Exercise description:
Each line of the material must be returned exactly.

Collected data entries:
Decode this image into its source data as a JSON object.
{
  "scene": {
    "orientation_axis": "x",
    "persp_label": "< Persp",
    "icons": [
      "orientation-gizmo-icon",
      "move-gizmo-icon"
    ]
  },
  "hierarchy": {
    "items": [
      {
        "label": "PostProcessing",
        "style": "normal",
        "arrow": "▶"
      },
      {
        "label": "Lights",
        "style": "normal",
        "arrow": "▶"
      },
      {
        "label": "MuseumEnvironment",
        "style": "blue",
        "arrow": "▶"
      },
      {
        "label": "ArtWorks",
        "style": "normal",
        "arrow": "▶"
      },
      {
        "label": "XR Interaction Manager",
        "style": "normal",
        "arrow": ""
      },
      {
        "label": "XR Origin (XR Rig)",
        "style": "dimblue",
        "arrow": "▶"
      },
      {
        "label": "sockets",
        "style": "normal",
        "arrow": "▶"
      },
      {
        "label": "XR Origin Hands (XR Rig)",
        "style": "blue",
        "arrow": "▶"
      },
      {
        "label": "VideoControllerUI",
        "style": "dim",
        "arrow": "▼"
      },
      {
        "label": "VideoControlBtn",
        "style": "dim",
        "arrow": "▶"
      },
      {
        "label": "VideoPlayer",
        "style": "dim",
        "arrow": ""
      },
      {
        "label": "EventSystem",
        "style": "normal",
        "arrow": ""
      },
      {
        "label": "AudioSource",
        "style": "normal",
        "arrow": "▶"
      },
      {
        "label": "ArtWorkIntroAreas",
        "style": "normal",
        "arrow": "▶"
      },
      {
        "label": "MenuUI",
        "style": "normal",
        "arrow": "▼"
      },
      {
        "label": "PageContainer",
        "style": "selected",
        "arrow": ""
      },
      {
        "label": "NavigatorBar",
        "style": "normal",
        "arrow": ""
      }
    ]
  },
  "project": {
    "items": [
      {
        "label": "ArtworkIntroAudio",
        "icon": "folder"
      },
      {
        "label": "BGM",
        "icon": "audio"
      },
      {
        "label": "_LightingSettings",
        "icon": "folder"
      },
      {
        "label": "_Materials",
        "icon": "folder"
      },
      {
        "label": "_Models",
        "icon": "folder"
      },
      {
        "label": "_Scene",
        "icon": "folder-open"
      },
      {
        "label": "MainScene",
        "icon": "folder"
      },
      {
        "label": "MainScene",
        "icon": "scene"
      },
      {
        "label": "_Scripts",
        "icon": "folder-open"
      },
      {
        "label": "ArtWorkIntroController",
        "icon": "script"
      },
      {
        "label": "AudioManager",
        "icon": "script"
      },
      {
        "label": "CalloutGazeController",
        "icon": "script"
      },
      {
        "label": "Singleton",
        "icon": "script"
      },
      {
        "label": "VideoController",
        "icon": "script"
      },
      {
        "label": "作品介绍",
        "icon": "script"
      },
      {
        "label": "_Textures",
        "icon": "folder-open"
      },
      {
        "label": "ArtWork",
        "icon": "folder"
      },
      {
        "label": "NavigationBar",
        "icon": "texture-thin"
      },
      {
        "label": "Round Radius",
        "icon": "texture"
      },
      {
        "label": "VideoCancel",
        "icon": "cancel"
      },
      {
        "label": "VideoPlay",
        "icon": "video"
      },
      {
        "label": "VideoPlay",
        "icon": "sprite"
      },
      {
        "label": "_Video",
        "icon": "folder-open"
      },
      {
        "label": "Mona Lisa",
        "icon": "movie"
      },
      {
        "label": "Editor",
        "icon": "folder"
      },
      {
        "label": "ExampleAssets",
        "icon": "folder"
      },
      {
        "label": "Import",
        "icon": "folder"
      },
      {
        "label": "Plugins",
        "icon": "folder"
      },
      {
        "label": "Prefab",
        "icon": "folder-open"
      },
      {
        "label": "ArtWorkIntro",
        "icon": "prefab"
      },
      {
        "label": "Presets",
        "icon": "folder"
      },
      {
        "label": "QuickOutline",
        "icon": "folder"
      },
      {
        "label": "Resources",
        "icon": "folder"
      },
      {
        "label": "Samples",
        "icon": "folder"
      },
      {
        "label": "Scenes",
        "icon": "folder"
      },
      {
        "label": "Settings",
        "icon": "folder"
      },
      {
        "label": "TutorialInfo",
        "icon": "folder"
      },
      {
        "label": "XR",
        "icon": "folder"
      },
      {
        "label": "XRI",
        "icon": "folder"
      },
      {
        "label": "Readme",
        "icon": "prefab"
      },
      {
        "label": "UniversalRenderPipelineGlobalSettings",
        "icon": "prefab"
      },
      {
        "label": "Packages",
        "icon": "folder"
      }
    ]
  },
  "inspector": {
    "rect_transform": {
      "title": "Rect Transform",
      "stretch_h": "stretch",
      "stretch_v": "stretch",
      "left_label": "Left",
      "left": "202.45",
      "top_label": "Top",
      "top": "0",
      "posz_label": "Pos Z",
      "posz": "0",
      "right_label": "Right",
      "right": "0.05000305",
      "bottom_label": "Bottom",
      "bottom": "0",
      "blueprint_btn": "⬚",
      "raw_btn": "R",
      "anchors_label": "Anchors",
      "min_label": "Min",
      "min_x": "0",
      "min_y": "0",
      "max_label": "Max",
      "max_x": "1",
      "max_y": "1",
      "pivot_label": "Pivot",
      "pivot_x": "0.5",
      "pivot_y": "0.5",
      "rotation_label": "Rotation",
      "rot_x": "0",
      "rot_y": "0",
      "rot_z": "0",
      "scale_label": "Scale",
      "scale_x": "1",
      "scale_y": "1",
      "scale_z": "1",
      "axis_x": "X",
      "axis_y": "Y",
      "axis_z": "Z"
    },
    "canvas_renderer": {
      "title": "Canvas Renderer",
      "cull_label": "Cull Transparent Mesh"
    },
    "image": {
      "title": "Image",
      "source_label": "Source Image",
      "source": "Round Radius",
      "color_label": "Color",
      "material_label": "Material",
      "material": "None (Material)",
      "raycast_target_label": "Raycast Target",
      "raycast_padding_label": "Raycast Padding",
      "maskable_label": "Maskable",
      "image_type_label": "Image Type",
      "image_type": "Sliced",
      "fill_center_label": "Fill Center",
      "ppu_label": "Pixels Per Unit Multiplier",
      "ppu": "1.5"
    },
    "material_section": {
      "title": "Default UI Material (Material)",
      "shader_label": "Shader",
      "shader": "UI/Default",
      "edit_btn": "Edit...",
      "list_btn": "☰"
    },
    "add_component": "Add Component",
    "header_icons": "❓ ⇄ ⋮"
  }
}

Answer:
Decode this image into its source data as a JSON object.
{
  "scene": {
    "orientation_axis": "x",
    "persp_label": "< Persp",
    "icons": [
      "orientation-gizmo-icon",
      "move-gizmo-icon"
    ]
  },
  "hierarchy": {
    "items": [
      {
        "label": "PostProcessing",
        "style": "normal",
        "arrow": "▶"
      },
      {
        "label": "Lights",
        "style": "normal",
        "arrow": "▶"
      },
      {
        "label": "MuseumEnvironment",
        "style": "blue",
        "arrow": "▶"
      },
      {
        "label": "ArtWorks",
        "style": "normal",
        "arrow": "▶"
      },
      {
        "label": "XR Interaction Manager",
        "style": "normal",
        "arrow": ""
      },
      {
        "label": "XR Origin (XR Rig)",
        "style": "dimblue",
        "arrow": "▶"
      },
      {
        "label": "sockets",
        "style": "normal",
        "arrow": "▶"
      },
      {
        "label": "XR Origin Hands (XR Rig)",
        "style": "blue",
        "arrow": "▶"
      },
      {
        "label": "VideoControllerUI",
        "style": "dim",
        "arrow": "▼"
      },
      {
        "label": "VideoControlBtn",
        "style": "dim",
        "arrow": "▶"
      },
      {
        "label": "VideoPlayer",
        "style": "dim",
        "arrow": ""
      },
      {
        "label": "EventSystem",
        "style": "normal",
        "arrow": ""
      },
      {
        "label": "AudioSource",
        "style": "normal",
        "arrow": "▶"
      },
      {
        "label": "ArtWorkIntroAreas",
        "style": "normal",
        "arrow": "▶"
      },
      {
        "label": "MenuUI",
        "style": "normal",
        "arrow": "▼"
      },
      {
        "label": "PageContainer",
        "style": "selected",
        "arrow": ""
      },
      {
        "label": "NavigatorBar",
        "style": "normal",
        "arrow": ""
      }
    ]
  },
  "project": {
    "items": [
      {
        "label": "ArtworkIntroAudio",
        "icon": "folder"
      },
      {
        "label": "BGM",
        "icon": "audio"
      },
      {
        "label": "_LightingSettings",
        "icon": "folder"
      },
      {
        "label": "_Materials",
        "icon": "folder"
      },
      {
        "label": "_Models",
        "icon": "folder"
      },
      {
        "label": "_Scene",
        "icon": "folder-open"
      },
      {
        "label": "MainScene",
        "icon": "folder"
      },
      {
        "label": "MainScene",
        "icon": "scene"
      },
      {
        "label": "_Scripts",
        "icon": "folder-open"
      },
      {
        "label": "ArtWorkIntroController",
        "icon": "script"
      },
      {
        "label": "AudioManager",
        "icon": "script"
      },
      {
        "label": "CalloutGazeController",
        "icon": "script"
      },
      {
        "label": "Singleton",
        "icon": "script"
      },
      {
        "label": "VideoController",
        "icon": "script"
      },
      {
        "label": "作品介绍",
        "icon": "script"
      },
      {
        "label": "_Textures",
        "icon": "folder-open"
      },
      {
        "label": "ArtWork",
        "icon": "folder"
      },
      {
        "label": "NavigationBar",
        "icon": "texture-thin"
      },
      {
        "label": "Round Radius",
        "icon": "texture"
      },
      {
        "label": "VideoCancel",
        "icon": "cancel"
      },
      {
        "label": "VideoPlay",
        "icon": "video"
      },
      {
        "label": "VideoPlay",
        "icon": "sprite"
      },
      {
        "label": "_Video",
        "icon": "folder-open"
      },
      {
        "label": "Mona Lisa",
        "icon": "movie"
      },
      {
        "label": "Editor",
        "icon": "folder"
      },
      {
        "label": "ExampleAssets",
        "icon": "folder"
      },
      {
        "label": "Import",
        "icon": "folder"
      },
      {
        "label": "Plugins",
        "icon": "folder"
      },
      {
        "label": "Prefab",
        "icon": "folder-open"
      },
      {
        "label": "ArtWorkIntro",
        "icon": "prefab"
      },
      {
        "label": "Presets",
        "icon": "folder"
      },
      {
        "label": "QuickOutline",
        "icon": "folder"
      },
      {
        "label": "Resources",
        "icon": "folder"
      },
      {
        "label": "Samples",
        "icon": "folder"
      },
      {
        "label": "Scenes",
        "icon": "folder"
      },
      {
        "label": "Settings",
        "icon": "folder"
      },
      {
        "label": "TutorialInfo",
        "icon": "folder"
      },
      {
        "label": "XR",
        "icon": "folder"
      },
      {
        "label": "XRI",
        "icon": "folder"
      },
      {
        "label": "Readme",
        "icon": "prefab"
      },
      {
        "label": "UniversalRenderPipelineGlobalSettings",
        "icon": "prefab"
      },
      {
        "label": "Packages",
        "icon": "folder"
      }
    ]
  },
  "inspector": {
    "rect_transform": {
      "title": "Rect Transform",
      "stretch_h": "stretch",
      "stretch_v": "stretch",
      "left_label": "Left",
      "left": "202.45",
      "top_label": "Top",
      "top": "0",
      "posz_label": "Pos Z",
      "posz": "0",
      "right_label": "Right",
      "right": "0.05000305",
      "bottom_label": "Bottom",
      "bottom": "0",
      "blueprint_btn": "⬚",
      "raw_btn": "R",
      "anchors_label": "Anchors",
      "min_label": "Min",
      "min_x": "0",
      "min_y": "0",
      "max_label": "Max",
      "max_x": "1",
      "max_y": "1",
      "pivot_label": "Pivot",
      "pivot_x": "0.5",
      "pivot_y": "0.5",
      "rotation_label": "Rotation",
      "rot_x": "0",
      "rot_y": "0",
      "rot_z": "0",
      "scale_label": "Scale",
      "scale_x": "1",
      "scale_y": "1",
      "scale_z": "1",
      "axis_x": "X",
      "axis_y": "Y",
      "axis_z": "Z"
    },
    "canvas_renderer": {
      "title": "Canvas Renderer",
      "cull_label": "Cull Transparent Mesh"
    },
    "image": {
      "title": "Image",
      "source_label": "Source Image",
      "source": "Round Radius",
      "color_label": "Color",
      "material_label": "Material",
      "material": "None (Material)",
      "raycast_target_label": "Raycast Target",
      "raycast_padding_label": "Raycast Padding",
      "maskable_label": "Maskable",
      "image_type_label": "Image Type",
      "image_type": "Sliced",
      "fill_center_label": "Fill Center",
      "ppu_label": "Pixels Per Unit Multiplier",
      "ppu": "1.5"
    },
    "material_section": {
      "title": "Default UI Material (Material)",
      "shader_label": "Shader",
      "shader": "UI/Default",
      "edit_btn": "Edit...",
      "list_btn": "☰"
    },
    "add_component": "Add Component",
    "header_icons": "❓ ⇄ ⋮"
  }
}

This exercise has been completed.